Collect all lines from the records below that include the word "status".

##############################

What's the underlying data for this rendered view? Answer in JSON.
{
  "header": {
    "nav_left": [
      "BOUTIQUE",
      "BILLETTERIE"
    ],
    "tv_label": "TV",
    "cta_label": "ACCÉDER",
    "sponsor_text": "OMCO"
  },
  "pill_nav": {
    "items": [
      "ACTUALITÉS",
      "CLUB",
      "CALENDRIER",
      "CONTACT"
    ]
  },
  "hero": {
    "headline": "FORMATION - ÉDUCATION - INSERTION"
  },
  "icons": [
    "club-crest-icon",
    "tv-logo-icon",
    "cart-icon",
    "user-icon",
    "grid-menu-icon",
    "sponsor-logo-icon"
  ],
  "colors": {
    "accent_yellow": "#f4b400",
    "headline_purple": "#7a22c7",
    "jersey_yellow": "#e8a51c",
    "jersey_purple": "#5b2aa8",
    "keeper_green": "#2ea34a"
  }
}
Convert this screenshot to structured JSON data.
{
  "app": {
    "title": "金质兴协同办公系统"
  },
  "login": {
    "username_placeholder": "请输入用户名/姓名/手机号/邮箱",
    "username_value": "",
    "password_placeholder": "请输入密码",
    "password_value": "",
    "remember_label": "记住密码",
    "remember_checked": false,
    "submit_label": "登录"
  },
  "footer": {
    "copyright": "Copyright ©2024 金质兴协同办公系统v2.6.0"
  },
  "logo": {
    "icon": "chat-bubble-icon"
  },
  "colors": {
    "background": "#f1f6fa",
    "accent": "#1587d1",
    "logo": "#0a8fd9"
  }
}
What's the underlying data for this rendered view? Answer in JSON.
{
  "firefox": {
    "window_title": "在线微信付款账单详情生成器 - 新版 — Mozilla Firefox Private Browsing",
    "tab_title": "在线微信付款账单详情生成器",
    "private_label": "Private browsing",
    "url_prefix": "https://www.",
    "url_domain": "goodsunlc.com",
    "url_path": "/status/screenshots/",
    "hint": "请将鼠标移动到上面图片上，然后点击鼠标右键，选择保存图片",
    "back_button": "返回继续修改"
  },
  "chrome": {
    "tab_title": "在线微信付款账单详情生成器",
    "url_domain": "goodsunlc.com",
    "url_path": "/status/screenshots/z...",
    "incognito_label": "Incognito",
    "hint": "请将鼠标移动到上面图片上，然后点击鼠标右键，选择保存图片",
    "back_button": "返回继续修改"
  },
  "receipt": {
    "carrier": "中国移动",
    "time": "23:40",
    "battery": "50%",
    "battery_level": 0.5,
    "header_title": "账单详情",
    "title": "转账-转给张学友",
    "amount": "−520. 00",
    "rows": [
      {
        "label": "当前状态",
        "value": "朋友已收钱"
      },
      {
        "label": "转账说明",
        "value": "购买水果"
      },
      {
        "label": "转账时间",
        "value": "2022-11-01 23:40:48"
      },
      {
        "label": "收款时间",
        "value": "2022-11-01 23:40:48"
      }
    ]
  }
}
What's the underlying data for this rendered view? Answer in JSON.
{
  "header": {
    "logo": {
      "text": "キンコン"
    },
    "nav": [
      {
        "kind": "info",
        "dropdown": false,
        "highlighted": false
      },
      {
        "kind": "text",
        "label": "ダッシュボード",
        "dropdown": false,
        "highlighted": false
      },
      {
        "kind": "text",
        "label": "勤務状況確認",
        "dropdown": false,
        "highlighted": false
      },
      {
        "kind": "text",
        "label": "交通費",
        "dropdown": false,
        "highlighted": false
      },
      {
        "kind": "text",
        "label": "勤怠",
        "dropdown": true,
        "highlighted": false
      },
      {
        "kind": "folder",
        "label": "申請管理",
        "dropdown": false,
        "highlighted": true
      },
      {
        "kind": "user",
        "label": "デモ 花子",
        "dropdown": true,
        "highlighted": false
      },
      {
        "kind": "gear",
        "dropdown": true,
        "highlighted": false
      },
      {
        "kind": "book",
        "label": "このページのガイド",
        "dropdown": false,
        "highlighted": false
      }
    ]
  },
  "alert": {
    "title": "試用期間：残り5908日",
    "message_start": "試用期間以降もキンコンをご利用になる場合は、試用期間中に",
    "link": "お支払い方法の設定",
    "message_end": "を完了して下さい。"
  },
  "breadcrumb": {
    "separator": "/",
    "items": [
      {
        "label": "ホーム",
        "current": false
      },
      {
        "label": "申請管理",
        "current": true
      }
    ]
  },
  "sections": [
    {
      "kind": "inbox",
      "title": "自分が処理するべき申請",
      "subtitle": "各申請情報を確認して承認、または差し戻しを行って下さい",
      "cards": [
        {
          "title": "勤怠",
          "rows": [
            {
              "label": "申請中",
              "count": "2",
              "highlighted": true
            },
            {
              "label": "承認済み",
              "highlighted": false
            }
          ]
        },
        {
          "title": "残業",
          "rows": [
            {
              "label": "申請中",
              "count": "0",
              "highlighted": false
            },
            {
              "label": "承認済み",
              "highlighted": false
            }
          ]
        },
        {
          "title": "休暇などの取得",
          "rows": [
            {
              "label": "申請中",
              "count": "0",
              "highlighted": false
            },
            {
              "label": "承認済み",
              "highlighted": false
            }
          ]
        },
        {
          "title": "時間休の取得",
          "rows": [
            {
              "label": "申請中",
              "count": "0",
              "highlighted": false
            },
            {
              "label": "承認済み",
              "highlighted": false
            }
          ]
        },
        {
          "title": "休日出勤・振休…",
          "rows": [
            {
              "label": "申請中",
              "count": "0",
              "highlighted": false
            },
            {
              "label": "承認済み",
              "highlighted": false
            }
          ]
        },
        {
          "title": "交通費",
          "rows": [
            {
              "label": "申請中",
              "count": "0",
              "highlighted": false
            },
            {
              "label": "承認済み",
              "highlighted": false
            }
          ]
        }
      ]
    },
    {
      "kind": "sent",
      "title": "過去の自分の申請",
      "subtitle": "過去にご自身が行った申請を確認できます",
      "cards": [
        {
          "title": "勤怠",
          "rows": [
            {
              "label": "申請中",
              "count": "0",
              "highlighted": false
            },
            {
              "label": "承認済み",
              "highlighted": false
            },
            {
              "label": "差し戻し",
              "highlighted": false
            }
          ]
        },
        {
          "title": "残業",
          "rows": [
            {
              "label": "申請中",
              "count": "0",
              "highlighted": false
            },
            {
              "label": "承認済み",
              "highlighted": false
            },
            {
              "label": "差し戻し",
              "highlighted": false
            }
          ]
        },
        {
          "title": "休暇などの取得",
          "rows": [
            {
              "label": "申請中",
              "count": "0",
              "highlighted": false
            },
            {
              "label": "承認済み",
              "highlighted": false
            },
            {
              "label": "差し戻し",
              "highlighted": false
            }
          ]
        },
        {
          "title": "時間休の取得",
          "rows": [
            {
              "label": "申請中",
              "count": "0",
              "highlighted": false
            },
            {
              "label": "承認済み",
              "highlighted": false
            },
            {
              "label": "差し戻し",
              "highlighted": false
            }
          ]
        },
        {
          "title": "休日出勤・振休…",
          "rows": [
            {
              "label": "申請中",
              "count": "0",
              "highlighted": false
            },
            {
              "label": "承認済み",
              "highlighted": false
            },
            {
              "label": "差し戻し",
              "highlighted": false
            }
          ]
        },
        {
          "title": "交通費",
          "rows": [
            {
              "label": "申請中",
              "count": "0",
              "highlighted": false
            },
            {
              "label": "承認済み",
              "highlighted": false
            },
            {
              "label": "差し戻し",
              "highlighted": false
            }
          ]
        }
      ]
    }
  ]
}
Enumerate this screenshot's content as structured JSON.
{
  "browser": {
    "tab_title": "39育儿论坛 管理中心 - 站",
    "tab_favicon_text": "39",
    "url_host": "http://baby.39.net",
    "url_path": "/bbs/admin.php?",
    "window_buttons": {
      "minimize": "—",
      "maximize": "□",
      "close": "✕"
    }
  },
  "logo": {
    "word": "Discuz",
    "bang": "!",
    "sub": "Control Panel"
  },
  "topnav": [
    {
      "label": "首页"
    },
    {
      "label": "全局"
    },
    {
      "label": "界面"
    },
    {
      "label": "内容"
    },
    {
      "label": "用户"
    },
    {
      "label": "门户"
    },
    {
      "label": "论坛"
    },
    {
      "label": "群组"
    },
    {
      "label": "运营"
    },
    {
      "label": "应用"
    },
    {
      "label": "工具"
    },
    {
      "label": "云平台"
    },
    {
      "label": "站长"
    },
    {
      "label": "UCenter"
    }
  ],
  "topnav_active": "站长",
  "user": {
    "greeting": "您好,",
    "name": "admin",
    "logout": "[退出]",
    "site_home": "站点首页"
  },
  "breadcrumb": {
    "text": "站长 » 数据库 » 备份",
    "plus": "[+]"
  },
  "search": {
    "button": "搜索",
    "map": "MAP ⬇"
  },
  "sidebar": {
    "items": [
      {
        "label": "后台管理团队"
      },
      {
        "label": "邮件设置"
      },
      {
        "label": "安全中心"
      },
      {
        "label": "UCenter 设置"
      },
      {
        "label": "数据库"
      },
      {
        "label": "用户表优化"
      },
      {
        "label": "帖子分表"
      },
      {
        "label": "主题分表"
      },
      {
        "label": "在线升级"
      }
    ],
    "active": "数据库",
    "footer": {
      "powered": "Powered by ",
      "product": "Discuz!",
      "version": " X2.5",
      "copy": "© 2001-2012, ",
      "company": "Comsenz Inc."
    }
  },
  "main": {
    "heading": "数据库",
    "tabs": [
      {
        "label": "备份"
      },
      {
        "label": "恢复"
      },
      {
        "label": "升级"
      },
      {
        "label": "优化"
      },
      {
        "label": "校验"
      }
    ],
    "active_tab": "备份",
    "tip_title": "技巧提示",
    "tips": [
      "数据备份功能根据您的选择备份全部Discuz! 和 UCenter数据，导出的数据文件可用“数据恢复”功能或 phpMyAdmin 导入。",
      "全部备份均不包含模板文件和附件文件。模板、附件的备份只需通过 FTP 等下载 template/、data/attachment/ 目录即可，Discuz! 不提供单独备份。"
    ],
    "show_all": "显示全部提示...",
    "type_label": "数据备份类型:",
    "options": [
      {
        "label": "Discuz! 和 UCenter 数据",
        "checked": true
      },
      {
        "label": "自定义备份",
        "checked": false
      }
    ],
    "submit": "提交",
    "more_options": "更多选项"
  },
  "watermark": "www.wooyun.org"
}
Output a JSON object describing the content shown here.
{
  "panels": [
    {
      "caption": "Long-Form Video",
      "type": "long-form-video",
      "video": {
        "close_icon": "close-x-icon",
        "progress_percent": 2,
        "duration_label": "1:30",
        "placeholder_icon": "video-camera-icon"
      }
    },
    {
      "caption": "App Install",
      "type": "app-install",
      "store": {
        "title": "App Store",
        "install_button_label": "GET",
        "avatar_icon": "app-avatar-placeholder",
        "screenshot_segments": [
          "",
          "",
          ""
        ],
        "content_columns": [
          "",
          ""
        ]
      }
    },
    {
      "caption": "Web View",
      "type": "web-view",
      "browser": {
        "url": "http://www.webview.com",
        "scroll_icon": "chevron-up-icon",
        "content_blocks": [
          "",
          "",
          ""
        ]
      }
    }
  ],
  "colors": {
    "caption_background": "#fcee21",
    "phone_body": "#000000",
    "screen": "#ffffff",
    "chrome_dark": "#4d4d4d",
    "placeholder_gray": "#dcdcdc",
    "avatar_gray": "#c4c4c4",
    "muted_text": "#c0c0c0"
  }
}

##############################

COMPLETE RESPONSE:
    "url_path": "/status/screenshots/",
    "url_path": "/status/screenshots/z...",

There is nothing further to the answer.